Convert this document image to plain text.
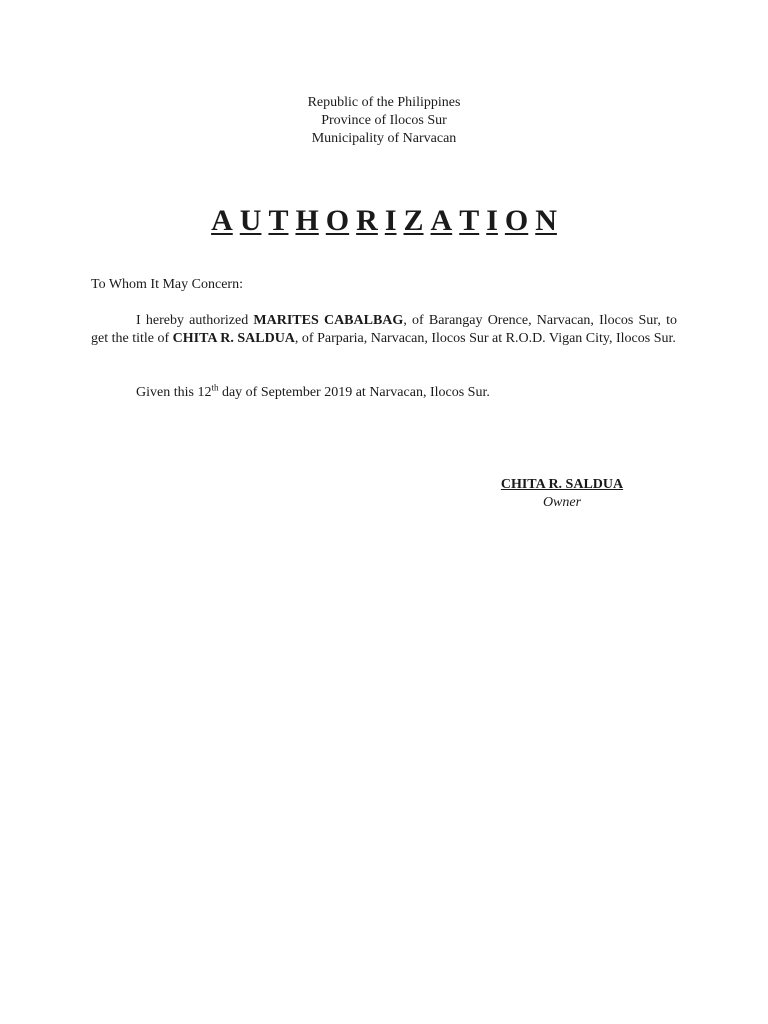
Republic of the Philippines
Province of Ilocos Sur
Municipality of Narvacan
A U T H O R I Z A T I O N
To Whom It May Concern:

I hereby authorized MARITES CABALBAG, of Barangay Orence, Narvacan, Ilocos Sur, to get the title of CHITA R. SALDUA, of Parparia, Narvacan, Ilocos Sur at R.O.D. Vigan City, Ilocos Sur.

Given this 12th day of September 2019 at Narvacan, Ilocos Sur.

CHITA R. SALDUA
Owner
┄┄┄┄┄┄┄┄┄┄
YOUR TASK: Without the pictures, transcribe the listing above exactly.

FULL OUTPUT:
Convert this document image to plain text.
Republic of the Philippines
Province of Ilocos Sur
Municipality of Narvacan
A U T H O R I Z A T I O N
To Whom It May Concern:

I hereby authorized MARITES CABALBAG, of Barangay Orence, Narvacan, Ilocos Sur, to get the title of CHITA R. SALDUA, of Parparia, Narvacan, Ilocos Sur at R.O.D. Vigan City, Ilocos Sur.

Given this 12th day of September 2019 at Narvacan, Ilocos Sur.

CHITA R. SALDUA
Owner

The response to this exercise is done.